• Required task: The entries below should be transcribed in their entirety, exactly as written.
━━━ Material for this exercise
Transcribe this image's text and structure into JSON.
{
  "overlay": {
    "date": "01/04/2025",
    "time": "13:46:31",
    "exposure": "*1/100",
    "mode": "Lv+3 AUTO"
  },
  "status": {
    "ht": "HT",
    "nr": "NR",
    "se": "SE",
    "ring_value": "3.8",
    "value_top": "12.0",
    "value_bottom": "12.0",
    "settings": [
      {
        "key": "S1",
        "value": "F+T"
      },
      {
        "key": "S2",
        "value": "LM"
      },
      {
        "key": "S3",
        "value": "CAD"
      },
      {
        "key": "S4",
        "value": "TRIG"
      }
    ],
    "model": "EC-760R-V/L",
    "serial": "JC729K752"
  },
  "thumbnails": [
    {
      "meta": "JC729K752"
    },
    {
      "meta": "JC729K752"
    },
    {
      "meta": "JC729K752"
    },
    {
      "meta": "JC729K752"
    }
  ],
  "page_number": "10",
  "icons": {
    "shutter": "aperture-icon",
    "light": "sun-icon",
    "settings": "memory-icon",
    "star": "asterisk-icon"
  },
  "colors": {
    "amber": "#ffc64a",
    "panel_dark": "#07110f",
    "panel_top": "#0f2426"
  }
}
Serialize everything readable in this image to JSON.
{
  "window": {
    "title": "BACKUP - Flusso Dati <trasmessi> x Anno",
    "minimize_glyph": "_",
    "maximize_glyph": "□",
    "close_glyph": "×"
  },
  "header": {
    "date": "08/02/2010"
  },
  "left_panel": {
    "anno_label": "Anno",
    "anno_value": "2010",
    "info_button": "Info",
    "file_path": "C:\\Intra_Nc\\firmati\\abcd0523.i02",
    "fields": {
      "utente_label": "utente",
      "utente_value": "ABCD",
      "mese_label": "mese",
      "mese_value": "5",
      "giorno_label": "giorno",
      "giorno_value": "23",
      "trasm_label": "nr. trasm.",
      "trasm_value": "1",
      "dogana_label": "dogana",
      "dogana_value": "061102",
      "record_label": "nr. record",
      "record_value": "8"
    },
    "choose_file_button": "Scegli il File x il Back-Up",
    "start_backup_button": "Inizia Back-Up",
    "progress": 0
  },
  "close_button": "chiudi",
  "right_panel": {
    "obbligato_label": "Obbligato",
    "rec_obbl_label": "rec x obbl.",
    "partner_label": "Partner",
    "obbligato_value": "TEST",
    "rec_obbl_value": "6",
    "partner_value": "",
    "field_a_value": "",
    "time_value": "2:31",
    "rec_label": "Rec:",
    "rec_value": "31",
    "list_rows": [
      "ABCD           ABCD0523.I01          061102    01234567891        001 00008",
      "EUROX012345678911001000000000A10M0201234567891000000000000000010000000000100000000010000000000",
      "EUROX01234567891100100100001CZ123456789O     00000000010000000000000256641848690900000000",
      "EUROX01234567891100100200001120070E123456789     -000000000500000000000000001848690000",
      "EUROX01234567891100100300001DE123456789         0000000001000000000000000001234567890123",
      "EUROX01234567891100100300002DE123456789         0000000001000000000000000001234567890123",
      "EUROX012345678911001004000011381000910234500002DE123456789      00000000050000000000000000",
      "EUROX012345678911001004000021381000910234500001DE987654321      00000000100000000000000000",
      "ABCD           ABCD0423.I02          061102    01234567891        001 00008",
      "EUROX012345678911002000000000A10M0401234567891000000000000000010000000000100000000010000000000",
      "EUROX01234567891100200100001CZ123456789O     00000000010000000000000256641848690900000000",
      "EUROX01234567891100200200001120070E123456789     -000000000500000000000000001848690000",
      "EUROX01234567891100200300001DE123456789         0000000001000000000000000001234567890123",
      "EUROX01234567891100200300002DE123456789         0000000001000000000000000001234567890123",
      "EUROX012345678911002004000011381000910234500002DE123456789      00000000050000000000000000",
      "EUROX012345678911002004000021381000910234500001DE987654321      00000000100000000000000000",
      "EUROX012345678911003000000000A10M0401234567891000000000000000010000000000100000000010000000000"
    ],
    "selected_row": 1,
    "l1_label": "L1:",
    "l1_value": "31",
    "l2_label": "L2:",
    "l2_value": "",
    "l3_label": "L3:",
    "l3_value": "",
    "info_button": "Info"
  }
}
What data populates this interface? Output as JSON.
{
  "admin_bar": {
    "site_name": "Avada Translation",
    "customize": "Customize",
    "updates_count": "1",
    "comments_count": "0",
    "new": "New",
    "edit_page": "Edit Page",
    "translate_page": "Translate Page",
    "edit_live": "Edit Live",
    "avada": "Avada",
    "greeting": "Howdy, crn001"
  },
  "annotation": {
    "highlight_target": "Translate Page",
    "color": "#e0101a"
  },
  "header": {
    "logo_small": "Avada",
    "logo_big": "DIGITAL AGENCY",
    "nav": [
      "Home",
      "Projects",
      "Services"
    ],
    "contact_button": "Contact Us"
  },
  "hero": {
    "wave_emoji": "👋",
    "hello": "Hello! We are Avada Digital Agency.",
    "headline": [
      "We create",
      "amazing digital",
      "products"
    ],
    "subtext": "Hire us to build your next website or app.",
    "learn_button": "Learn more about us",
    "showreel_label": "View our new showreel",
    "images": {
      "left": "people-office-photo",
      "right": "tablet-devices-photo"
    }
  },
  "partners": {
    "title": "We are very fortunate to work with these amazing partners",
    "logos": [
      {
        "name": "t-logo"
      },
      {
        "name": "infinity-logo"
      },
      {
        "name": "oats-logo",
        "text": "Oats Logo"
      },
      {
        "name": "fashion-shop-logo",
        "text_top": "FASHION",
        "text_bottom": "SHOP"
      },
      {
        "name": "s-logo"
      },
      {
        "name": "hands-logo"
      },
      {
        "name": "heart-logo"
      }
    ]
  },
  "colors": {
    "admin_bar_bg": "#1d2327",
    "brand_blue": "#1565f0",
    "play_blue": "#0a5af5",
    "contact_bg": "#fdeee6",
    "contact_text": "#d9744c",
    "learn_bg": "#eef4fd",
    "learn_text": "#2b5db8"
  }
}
━━━━━━
• Solution below:
Transcribe this image's text and structure into JSON.
{
  "overlay": {
    "date": "01/04/2025",
    "time": "13:46:31",
    "exposure": "*1/100",
    "mode": "Lv+3 AUTO"
  },
  "status": {
    "ht": "HT",
    "nr": "NR",
    "se": "SE",
    "ring_value": "3.8",
    "value_top": "12.0",
    "value_bottom": "12.0",
    "settings": [
      {
        "key": "S1",
        "value": "F+T"
      },
      {
        "key": "S2",
        "value": "LM"
      },
      {
        "key": "S3",
        "value": "CAD"
      },
      {
        "key": "S4",
        "value": "TRIG"
      }
    ],
    "model": "EC-760R-V/L",
    "serial": "JC729K752"
  },
  "thumbnails": [
    {
      "meta": "JC729K752"
    },
    {
      "meta": "JC729K752"
    },
    {
      "meta": "JC729K752"
    },
    {
      "meta": "JC729K752"
    }
  ],
  "page_number": "10",
  "icons": {
    "shutter": "aperture-icon",
    "light": "sun-icon",
    "settings": "memory-icon",
    "star": "asterisk-icon"
  },
  "colors": {
    "amber": "#ffc64a",
    "panel_dark": "#07110f",
    "panel_top": "#0f2426"
  }
}
Serialize everything readable in this image to JSON.
{
  "window": {
    "title": "BACKUP - Flusso Dati <trasmessi> x Anno",
    "minimize_glyph": "_",
    "maximize_glyph": "□",
    "close_glyph": "×"
  },
  "header": {
    "date": "08/02/2010"
  },
  "left_panel": {
    "anno_label": "Anno",
    "anno_value": "2010",
    "info_button": "Info",
    "file_path": "C:\\Intra_Nc\\firmati\\abcd0523.i02",
    "fields": {
      "utente_label": "utente",
      "utente_value": "ABCD",
      "mese_label": "mese",
      "mese_value": "5",
      "giorno_label": "giorno",
      "giorno_value": "23",
      "trasm_label": "nr. trasm.",
      "trasm_value": "1",
      "dogana_label": "dogana",
      "dogana_value": "061102",
      "record_label": "nr. record",
      "record_value": "8"
    },
    "choose_file_button": "Scegli il File x il Back-Up",
    "start_backup_button": "Inizia Back-Up",
    "progress": 0
  },
  "close_button": "chiudi",
  "right_panel": {
    "obbligato_label": "Obbligato",
    "rec_obbl_label": "rec x obbl.",
    "partner_label": "Partner",
    "obbligato_value": "TEST",
    "rec_obbl_value": "6",
    "partner_value": "",
    "field_a_value": "",
    "time_value": "2:31",
    "rec_label": "Rec:",
    "rec_value": "31",
    "list_rows": [
      "ABCD           ABCD0523.I01          061102    01234567891        001 00008",
      "EUROX012345678911001000000000A10M0201234567891000000000000000010000000000100000000010000000000",
      "EUROX01234567891100100100001CZ123456789O     00000000010000000000000256641848690900000000",
      "EUROX01234567891100100200001120070E123456789     -000000000500000000000000001848690000",
      "EUROX01234567891100100300001DE123456789         0000000001000000000000000001234567890123",
      "EUROX01234567891100100300002DE123456789         0000000001000000000000000001234567890123",
      "EUROX012345678911001004000011381000910234500002DE123456789      00000000050000000000000000",
      "EUROX012345678911001004000021381000910234500001DE987654321      00000000100000000000000000",
      "ABCD           ABCD0423.I02          061102    01234567891        001 00008",
      "EUROX012345678911002000000000A10M0401234567891000000000000000010000000000100000000010000000000",
      "EUROX01234567891100200100001CZ123456789O     00000000010000000000000256641848690900000000",
      "EUROX01234567891100200200001120070E123456789     -000000000500000000000000001848690000",
      "EUROX01234567891100200300001DE123456789         0000000001000000000000000001234567890123",
      "EUROX01234567891100200300002DE123456789         0000000001000000000000000001234567890123",
      "EUROX012345678911002004000011381000910234500002DE123456789      00000000050000000000000000",
      "EUROX012345678911002004000021381000910234500001DE987654321      00000000100000000000000000",
      "EUROX012345678911003000000000A10M0401234567891000000000000000010000000000100000000010000000000"
    ],
    "selected_row": 1,
    "l1_label": "L1:",
    "l1_value": "31",
    "l2_label": "L2:",
    "l2_value": "",
    "l3_label": "L3:",
    "l3_value": "",
    "info_button": "Info"
  }
}
What data populates this interface? Output as JSON.
{
  "admin_bar": {
    "site_name": "Avada Translation",
    "customize": "Customize",
    "updates_count": "1",
    "comments_count": "0",
    "new": "New",
    "edit_page": "Edit Page",
    "translate_page": "Translate Page",
    "edit_live": "Edit Live",
    "avada": "Avada",
    "greeting": "Howdy, crn001"
  },
  "annotation": {
    "highlight_target": "Translate Page",
    "color": "#e0101a"
  },
  "header": {
    "logo_small": "Avada",
    "logo_big": "DIGITAL AGENCY",
    "nav": [
      "Home",
      "Projects",
      "Services"
    ],
    "contact_button": "Contact Us"
  },
  "hero": {
    "wave_emoji": "👋",
    "hello": "Hello! We are Avada Digital Agency.",
    "headline": [
      "We create",
      "amazing digital",
      "products"
    ],
    "subtext": "Hire us to build your next website or app.",
    "learn_button": "Learn more about us",
    "showreel_label": "View our new showreel",
    "images": {
      "left": "people-office-photo",
      "right": "tablet-devices-photo"
    }
  },
  "partners": {
    "title": "We are very fortunate to work with these amazing partners",
    "logos": [
      {
        "name": "t-logo"
      },
      {
        "name": "infinity-logo"
      },
      {
        "name": "oats-logo",
        "text": "Oats Logo"
      },
      {
        "name": "fashion-shop-logo",
        "text_top": "FASHION",
        "text_bottom": "SHOP"
      },
      {
        "name": "s-logo"
      },
      {
        "name": "hands-logo"
      },
      {
        "name": "heart-logo"
      }
    ]
  },
  "colors": {
    "admin_bar_bg": "#1d2327",
    "brand_blue": "#1565f0",
    "play_blue": "#0a5af5",
    "contact_bg": "#fdeee6",
    "contact_text": "#d9744c",
    "learn_bg": "#eef4fd",
    "learn_text": "#2b5db8"
  }
}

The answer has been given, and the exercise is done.